Stated task | Output the records exactly. Include every line.

Recorded data

* Begin *

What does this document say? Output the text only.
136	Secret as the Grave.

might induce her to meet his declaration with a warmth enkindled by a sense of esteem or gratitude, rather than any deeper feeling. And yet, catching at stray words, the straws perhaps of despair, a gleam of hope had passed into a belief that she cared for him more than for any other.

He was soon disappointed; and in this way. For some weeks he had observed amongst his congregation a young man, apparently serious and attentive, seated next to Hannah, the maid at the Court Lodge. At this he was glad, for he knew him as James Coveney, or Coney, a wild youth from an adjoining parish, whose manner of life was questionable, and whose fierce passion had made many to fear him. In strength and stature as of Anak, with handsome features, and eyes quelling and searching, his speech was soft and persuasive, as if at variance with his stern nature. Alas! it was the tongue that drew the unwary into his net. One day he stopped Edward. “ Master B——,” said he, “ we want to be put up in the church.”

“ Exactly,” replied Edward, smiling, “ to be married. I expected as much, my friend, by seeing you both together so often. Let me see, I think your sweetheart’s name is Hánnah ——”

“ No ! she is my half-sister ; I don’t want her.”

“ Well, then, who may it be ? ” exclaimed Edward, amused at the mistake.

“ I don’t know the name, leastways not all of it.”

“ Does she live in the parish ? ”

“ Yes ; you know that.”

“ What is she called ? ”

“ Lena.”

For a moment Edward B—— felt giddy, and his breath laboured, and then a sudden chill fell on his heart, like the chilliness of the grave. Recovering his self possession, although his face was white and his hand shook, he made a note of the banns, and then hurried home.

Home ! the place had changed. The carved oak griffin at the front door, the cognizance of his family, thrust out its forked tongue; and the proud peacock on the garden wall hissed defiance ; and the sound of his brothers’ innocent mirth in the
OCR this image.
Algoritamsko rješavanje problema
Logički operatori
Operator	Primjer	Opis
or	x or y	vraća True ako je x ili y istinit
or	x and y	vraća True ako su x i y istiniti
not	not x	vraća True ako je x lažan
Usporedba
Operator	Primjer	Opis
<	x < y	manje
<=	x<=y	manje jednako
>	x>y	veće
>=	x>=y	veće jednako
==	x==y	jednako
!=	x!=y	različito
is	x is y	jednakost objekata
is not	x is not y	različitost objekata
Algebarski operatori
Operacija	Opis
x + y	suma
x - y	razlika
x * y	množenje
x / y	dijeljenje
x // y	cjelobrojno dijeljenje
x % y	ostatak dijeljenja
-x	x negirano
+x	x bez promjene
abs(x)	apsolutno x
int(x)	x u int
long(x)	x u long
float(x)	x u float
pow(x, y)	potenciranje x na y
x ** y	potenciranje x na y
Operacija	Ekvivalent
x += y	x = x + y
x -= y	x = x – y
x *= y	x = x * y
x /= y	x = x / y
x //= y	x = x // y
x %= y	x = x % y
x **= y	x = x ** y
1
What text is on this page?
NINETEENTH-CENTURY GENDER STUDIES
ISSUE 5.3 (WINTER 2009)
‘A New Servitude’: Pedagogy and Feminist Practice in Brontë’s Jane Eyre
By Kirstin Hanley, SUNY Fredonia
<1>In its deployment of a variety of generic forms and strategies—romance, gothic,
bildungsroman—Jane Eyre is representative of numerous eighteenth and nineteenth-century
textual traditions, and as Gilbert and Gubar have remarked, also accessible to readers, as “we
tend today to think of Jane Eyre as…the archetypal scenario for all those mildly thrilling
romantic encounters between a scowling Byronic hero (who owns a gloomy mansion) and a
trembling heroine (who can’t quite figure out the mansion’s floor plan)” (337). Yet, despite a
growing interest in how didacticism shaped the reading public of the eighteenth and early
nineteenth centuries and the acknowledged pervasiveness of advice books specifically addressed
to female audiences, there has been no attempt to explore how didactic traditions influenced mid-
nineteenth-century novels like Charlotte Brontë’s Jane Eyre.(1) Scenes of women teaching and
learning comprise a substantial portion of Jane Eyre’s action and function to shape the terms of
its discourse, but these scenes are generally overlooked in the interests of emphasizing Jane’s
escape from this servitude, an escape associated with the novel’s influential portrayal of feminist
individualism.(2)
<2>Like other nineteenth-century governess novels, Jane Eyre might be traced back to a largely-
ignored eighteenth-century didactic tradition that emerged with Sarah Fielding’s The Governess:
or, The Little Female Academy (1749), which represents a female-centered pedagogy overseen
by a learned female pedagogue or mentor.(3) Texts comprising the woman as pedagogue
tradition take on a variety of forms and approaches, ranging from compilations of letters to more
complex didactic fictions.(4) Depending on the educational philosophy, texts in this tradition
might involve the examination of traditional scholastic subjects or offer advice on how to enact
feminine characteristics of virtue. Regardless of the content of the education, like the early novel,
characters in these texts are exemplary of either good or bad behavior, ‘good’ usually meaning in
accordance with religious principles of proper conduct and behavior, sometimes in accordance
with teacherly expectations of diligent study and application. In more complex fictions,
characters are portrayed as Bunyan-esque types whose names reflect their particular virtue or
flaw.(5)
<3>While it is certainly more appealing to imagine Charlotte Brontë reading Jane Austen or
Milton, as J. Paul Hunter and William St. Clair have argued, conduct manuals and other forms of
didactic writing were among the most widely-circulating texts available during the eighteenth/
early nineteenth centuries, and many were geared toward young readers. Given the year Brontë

* End *

Worked answer |
What does this document say? Output the text only.
136	Secret as the Grave.

might induce her to meet his declaration with a warmth enkindled by a sense of esteem or gratitude, rather than any deeper feeling. And yet, catching at stray words, the straws perhaps of despair, a gleam of hope had passed into a belief that she cared for him more than for any other.

He was soon disappointed; and in this way. For some weeks he had observed amongst his congregation a young man, apparently serious and attentive, seated next to Hannah, the maid at the Court Lodge. At this he was glad, for he knew him as James Coveney, or Coney, a wild youth from an adjoining parish, whose manner of life was questionable, and whose fierce passion had made many to fear him. In strength and stature as of Anak, with handsome features, and eyes quelling and searching, his speech was soft and persuasive, as if at variance with his stern nature. Alas! it was the tongue that drew the unwary into his net. One day he stopped Edward. “ Master B——,” said he, “ we want to be put up in the church.”

“ Exactly,” replied Edward, smiling, “ to be married. I expected as much, my friend, by seeing you both together so often. Let me see, I think your sweetheart’s name is Hánnah ——”

“ No ! she is my half-sister ; I don’t want her.”

“ Well, then, who may it be ? ” exclaimed Edward, amused at the mistake.

“ I don’t know the name, leastways not all of it.”

“ Does she live in the parish ? ”

“ Yes ; you know that.”

“ What is she called ? ”

“ Lena.”

For a moment Edward B—— felt giddy, and his breath laboured, and then a sudden chill fell on his heart, like the chilliness of the grave. Recovering his self possession, although his face was white and his hand shook, he made a note of the banns, and then hurried home.

Home ! the place had changed. The carved oak griffin at the front door, the cognizance of his family, thrust out its forked tongue; and the proud peacock on the garden wall hissed defiance ; and the sound of his brothers’ innocent mirth in the
OCR this image.
Algoritamsko rješavanje problema
Logički operatori
Operator	Primjer	Opis
or	x or y	vraća True ako je x ili y istinit
or	x and y	vraća True ako su x i y istiniti
not	not x	vraća True ako je x lažan
Usporedba
Operator	Primjer	Opis
<	x < y	manje
<=	x<=y	manje jednako
>	x>y	veće
>=	x>=y	veće jednako
==	x==y	jednako
!=	x!=y	različito
is	x is y	jednakost objekata
is not	x is not y	različitost objekata
Algebarski operatori
Operacija	Opis
x + y	suma
x - y	razlika
x * y	množenje
x / y	dijeljenje
x // y	cjelobrojno dijeljenje
x % y	ostatak dijeljenja
-x	x negirano
+x	x bez promjene
abs(x)	apsolutno x
int(x)	x u int
long(x)	x u long
float(x)	x u float
pow(x, y)	potenciranje x na y
x ** y	potenciranje x na y
Operacija	Ekvivalent
x += y	x = x + y
x -= y	x = x – y
x *= y	x = x * y
x /= y	x = x / y
x //= y	x = x // y
x %= y	x = x % y
x **= y	x = x ** y
1
What text is on this page?
NINETEENTH-CENTURY GENDER STUDIES
ISSUE 5.3 (WINTER 2009)
‘A New Servitude’: Pedagogy and Feminist Practice in Brontë’s Jane Eyre
By Kirstin Hanley, SUNY Fredonia
<1>In its deployment of a variety of generic forms and strategies—romance, gothic,
bildungsroman—Jane Eyre is representative of numerous eighteenth and nineteenth-century
textual traditions, and as Gilbert and Gubar have remarked, also accessible to readers, as “we
tend today to think of Jane Eyre as…the archetypal scenario for all those mildly thrilling
romantic encounters between a scowling Byronic hero (who owns a gloomy mansion) and a
trembling heroine (who can’t quite figure out the mansion’s floor plan)” (337). Yet, despite a
growing interest in how didacticism shaped the reading public of the eighteenth and early
nineteenth centuries and the acknowledged pervasiveness of advice books specifically addressed
to female audiences, there has been no attempt to explore how didactic traditions influenced mid-
nineteenth-century novels like Charlotte Brontë’s Jane Eyre.(1) Scenes of women teaching and
learning comprise a substantial portion of Jane Eyre’s action and function to shape the terms of
its discourse, but these scenes are generally overlooked in the interests of emphasizing Jane’s
escape from this servitude, an escape associated with the novel’s influential portrayal of feminist
individualism.(2)
<2>Like other nineteenth-century governess novels, Jane Eyre might be traced back to a largely-
ignored eighteenth-century didactic tradition that emerged with Sarah Fielding’s The Governess:
or, The Little Female Academy (1749), which represents a female-centered pedagogy overseen
by a learned female pedagogue or mentor.(3) Texts comprising the woman as pedagogue
tradition take on a variety of forms and approaches, ranging from compilations of letters to more
complex didactic fictions.(4) Depending on the educational philosophy, texts in this tradition
might involve the examination of traditional scholastic subjects or offer advice on how to enact
feminine characteristics of virtue. Regardless of the content of the education, like the early novel,
characters in these texts are exemplary of either good or bad behavior, ‘good’ usually meaning in
accordance with religious principles of proper conduct and behavior, sometimes in accordance
with teacherly expectations of diligent study and application. In more complex fictions,
characters are portrayed as Bunyan-esque types whose names reflect their particular virtue or
flaw.(5)
<3>While it is certainly more appealing to imagine Charlotte Brontë reading Jane Austen or
Milton, as J. Paul Hunter and William St. Clair have argued, conduct manuals and other forms of
didactic writing were among the most widely-circulating texts available during the eighteenth/
early nineteenth centuries, and many were geared toward young readers. Given the year Brontë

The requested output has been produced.